*What the task requires*.
Copy every line of the data exactly, leaving nothing out.

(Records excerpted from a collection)
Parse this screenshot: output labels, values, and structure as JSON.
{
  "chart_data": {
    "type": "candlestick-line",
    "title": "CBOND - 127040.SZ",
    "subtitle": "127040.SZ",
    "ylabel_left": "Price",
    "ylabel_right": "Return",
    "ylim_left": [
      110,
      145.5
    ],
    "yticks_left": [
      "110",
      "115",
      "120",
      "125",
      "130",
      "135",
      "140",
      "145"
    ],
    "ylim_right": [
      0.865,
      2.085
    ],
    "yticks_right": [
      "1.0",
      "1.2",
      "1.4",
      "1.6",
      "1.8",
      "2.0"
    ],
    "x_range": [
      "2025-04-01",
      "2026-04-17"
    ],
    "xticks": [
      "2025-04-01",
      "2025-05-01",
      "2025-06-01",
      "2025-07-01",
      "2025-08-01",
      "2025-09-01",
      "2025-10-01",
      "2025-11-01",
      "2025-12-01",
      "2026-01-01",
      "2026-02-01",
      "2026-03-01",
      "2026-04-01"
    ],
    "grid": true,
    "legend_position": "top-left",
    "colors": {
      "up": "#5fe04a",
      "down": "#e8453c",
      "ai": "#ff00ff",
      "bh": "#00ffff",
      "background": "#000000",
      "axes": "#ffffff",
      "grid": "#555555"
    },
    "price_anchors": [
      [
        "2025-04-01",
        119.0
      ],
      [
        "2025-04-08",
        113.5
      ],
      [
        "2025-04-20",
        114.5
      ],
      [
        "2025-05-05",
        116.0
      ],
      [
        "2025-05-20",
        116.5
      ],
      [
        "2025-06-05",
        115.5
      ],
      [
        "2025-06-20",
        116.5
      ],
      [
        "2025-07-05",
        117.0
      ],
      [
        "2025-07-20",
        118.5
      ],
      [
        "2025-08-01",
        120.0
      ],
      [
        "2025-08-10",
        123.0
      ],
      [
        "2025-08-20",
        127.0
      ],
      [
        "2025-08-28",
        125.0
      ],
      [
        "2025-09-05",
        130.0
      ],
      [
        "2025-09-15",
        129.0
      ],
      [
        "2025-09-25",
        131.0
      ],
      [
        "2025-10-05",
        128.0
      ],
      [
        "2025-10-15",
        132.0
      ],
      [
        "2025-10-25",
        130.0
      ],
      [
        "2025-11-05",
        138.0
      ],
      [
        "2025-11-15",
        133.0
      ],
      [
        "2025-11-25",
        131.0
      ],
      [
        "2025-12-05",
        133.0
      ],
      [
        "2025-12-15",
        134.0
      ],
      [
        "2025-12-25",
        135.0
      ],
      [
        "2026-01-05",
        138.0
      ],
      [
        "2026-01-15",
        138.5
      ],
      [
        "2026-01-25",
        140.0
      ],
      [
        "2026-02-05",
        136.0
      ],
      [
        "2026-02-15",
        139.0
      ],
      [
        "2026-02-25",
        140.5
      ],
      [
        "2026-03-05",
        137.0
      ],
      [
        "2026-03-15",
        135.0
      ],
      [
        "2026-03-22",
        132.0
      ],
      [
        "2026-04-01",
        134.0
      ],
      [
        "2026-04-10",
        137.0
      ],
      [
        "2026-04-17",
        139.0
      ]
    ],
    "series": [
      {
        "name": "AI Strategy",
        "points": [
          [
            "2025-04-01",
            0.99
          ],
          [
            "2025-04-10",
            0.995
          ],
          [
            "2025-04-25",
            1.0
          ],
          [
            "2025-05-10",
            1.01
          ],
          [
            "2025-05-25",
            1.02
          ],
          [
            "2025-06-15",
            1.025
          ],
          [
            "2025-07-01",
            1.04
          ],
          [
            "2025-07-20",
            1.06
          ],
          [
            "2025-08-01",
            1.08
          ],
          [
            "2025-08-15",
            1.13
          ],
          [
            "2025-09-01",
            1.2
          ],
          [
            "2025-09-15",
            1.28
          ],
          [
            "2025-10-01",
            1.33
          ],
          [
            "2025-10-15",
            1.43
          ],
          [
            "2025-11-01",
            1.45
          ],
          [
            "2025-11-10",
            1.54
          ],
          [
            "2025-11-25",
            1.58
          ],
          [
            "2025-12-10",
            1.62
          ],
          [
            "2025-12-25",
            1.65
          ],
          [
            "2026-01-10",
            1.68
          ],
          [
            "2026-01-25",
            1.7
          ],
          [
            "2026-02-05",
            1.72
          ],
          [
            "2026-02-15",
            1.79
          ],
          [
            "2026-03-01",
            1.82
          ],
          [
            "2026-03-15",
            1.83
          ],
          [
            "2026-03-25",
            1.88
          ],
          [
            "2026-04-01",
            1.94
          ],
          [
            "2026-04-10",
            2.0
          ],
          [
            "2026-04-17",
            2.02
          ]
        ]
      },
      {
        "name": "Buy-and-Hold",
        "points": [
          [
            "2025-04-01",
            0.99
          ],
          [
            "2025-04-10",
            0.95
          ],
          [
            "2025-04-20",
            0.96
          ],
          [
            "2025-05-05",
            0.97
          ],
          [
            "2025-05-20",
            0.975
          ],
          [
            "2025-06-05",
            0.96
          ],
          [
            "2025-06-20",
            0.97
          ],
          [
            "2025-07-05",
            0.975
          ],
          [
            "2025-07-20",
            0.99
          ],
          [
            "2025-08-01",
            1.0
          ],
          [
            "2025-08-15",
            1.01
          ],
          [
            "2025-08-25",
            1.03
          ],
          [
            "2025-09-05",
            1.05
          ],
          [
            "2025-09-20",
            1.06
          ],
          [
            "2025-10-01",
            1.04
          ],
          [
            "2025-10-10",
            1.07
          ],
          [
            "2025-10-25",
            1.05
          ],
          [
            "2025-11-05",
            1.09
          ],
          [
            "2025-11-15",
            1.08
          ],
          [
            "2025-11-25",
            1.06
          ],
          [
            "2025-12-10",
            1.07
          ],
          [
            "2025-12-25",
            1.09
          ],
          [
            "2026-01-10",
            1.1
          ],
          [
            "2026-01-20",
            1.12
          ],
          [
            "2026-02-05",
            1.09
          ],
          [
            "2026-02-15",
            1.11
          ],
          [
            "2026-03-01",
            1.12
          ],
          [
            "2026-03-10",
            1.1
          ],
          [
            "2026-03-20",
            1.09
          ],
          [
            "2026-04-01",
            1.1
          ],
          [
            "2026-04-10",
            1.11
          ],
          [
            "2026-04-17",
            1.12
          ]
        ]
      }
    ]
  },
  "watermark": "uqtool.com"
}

*Result for this task*.
Parse this screenshot: output labels, values, and structure as JSON.
{
  "chart_data": {
    "type": "candlestick-line",
    "title": "CBOND - 127040.SZ",
    "subtitle": "127040.SZ",
    "ylabel_left": "Price",
    "ylabel_right": "Return",
    "ylim_left": [
      110,
      145.5
    ],
    "yticks_left": [
      "110",
      "115",
      "120",
      "125",
      "130",
      "135",
      "140",
      "145"
    ],
    "ylim_right": [
      0.865,
      2.085
    ],
    "yticks_right": [
      "1.0",
      "1.2",
      "1.4",
      "1.6",
      "1.8",
      "2.0"
    ],
    "x_range": [
      "2025-04-01",
      "2026-04-17"
    ],
    "xticks": [
      "2025-04-01",
      "2025-05-01",
      "2025-06-01",
      "2025-07-01",
      "2025-08-01",
      "2025-09-01",
      "2025-10-01",
      "2025-11-01",
      "2025-12-01",
      "2026-01-01",
      "2026-02-01",
      "2026-03-01",
      "2026-04-01"
    ],
    "grid": true,
    "legend_position": "top-left",
    "colors": {
      "up": "#5fe04a",
      "down": "#e8453c",
      "ai": "#ff00ff",
      "bh": "#00ffff",
      "background": "#000000",
      "axes": "#ffffff",
      "grid": "#555555"
    },
    "price_anchors": [
      [
        "2025-04-01",
        119.0
      ],
      [
        "2025-04-08",
        113.5
      ],
      [
        "2025-04-20",
        114.5
      ],
      [
        "2025-05-05",
        116.0
      ],
      [
        "2025-05-20",
        116.5
      ],
      [
        "2025-06-05",
        115.5
      ],
      [
        "2025-06-20",
        116.5
      ],
      [
        "2025-07-05",
        117.0
      ],
      [
        "2025-07-20",
        118.5
      ],
      [
        "2025-08-01",
        120.0
      ],
      [
        "2025-08-10",
        123.0
      ],
      [
        "2025-08-20",
        127.0
      ],
      [
        "2025-08-28",
        125.0
      ],
      [
        "2025-09-05",
        130.0
      ],
      [
        "2025-09-15",
        129.0
      ],
      [
        "2025-09-25",
        131.0
      ],
      [
        "2025-10-05",
        128.0
      ],
      [
        "2025-10-15",
        132.0
      ],
      [
        "2025-10-25",
        130.0
      ],
      [
        "2025-11-05",
        138.0
      ],
      [
        "2025-11-15",
        133.0
      ],
      [
        "2025-11-25",
        131.0
      ],
      [
        "2025-12-05",
        133.0
      ],
      [
        "2025-12-15",
        134.0
      ],
      [
        "2025-12-25",
        135.0
      ],
      [
        "2026-01-05",
        138.0
      ],
      [
        "2026-01-15",
        138.5
      ],
      [
        "2026-01-25",
        140.0
      ],
      [
        "2026-02-05",
        136.0
      ],
      [
        "2026-02-15",
        139.0
      ],
      [
        "2026-02-25",
        140.5
      ],
      [
        "2026-03-05",
        137.0
      ],
      [
        "2026-03-15",
        135.0
      ],
      [
        "2026-03-22",
        132.0
      ],
      [
        "2026-04-01",
        134.0
      ],
      [
        "2026-04-10",
        137.0
      ],
      [
        "2026-04-17",
        139.0
      ]
    ],
    "series": [
      {
        "name": "AI Strategy",
        "points": [
          [
            "2025-04-01",
            0.99
          ],
          [
            "2025-04-10",
            0.995
          ],
          [
            "2025-04-25",
            1.0
          ],
          [
            "2025-05-10",
            1.01
          ],
          [
            "2025-05-25",
            1.02
          ],
          [
            "2025-06-15",
            1.025
          ],
          [
            "2025-07-01",
            1.04
          ],
          [
            "2025-07-20",
            1.06
          ],
          [
            "2025-08-01",
            1.08
          ],
          [
            "2025-08-15",
            1.13
          ],
          [
            "2025-09-01",
            1.2
          ],
          [
            "2025-09-15",
            1.28
          ],
          [
            "2025-10-01",
            1.33
          ],
          [
            "2025-10-15",
            1.43
          ],
          [
            "2025-11-01",
            1.45
          ],
          [
            "2025-11-10",
            1.54
          ],
          [
            "2025-11-25",
            1.58
          ],
          [
            "2025-12-10",
            1.62
          ],
          [
            "2025-12-25",
            1.65
          ],
          [
            "2026-01-10",
            1.68
          ],
          [
            "2026-01-25",
            1.7
          ],
          [
            "2026-02-05",
            1.72
          ],
          [
            "2026-02-15",
            1.79
          ],
          [
            "2026-03-01",
            1.82
          ],
          [
            "2026-03-15",
            1.83
          ],
          [
            "2026-03-25",
            1.88
          ],
          [
            "2026-04-01",
            1.94
          ],
          [
            "2026-04-10",
            2.0
          ],
          [
            "2026-04-17",
            2.02
          ]
        ]
      },
      {
        "name": "Buy-and-Hold",
        "points": [
          [
            "2025-04-01",
            0.99
          ],
          [
            "2025-04-10",
            0.95
          ],
          [
            "2025-04-20",
            0.96
          ],
          [
            "2025-05-05",
            0.97
          ],
          [
            "2025-05-20",
            0.975
          ],
          [
            "2025-06-05",
            0.96
          ],
          [
            "2025-06-20",
            0.97
          ],
          [
            "2025-07-05",
            0.975
          ],
          [
            "2025-07-20",
            0.99
          ],
          [
            "2025-08-01",
            1.0
          ],
          [
            "2025-08-15",
            1.01
          ],
          [
            "2025-08-25",
            1.03
          ],
          [
            "2025-09-05",
            1.05
          ],
          [
            "2025-09-20",
            1.06
          ],
          [
            "2025-10-01",
            1.04
          ],
          [
            "2025-10-10",
            1.07
          ],
          [
            "2025-10-25",
            1.05
          ],
          [
            "2025-11-05",
            1.09
          ],
          [
            "2025-11-15",
            1.08
          ],
          [
            "2025-11-25",
            1.06
          ],
          [
            "2025-12-10",
            1.07
          ],
          [
            "2025-12-25",
            1.09
          ],
          [
            "2026-01-10",
            1.1
          ],
          [
            "2026-01-20",
            1.12
          ],
          [
            "2026-02-05",
            1.09
          ],
          [
            "2026-02-15",
            1.11
          ],
          [
            "2026-03-01",
            1.12
          ],
          [
            "2026-03-10",
            1.1
          ],
          [
            "2026-03-20",
            1.09
          ],
          [
            "2026-04-01",
            1.1
          ],
          [
            "2026-04-10",
            1.11
          ],
          [
            "2026-04-17",
            1.12
          ]
        ]
      }
    ]
  },
  "watermark": "uqtool.com"
}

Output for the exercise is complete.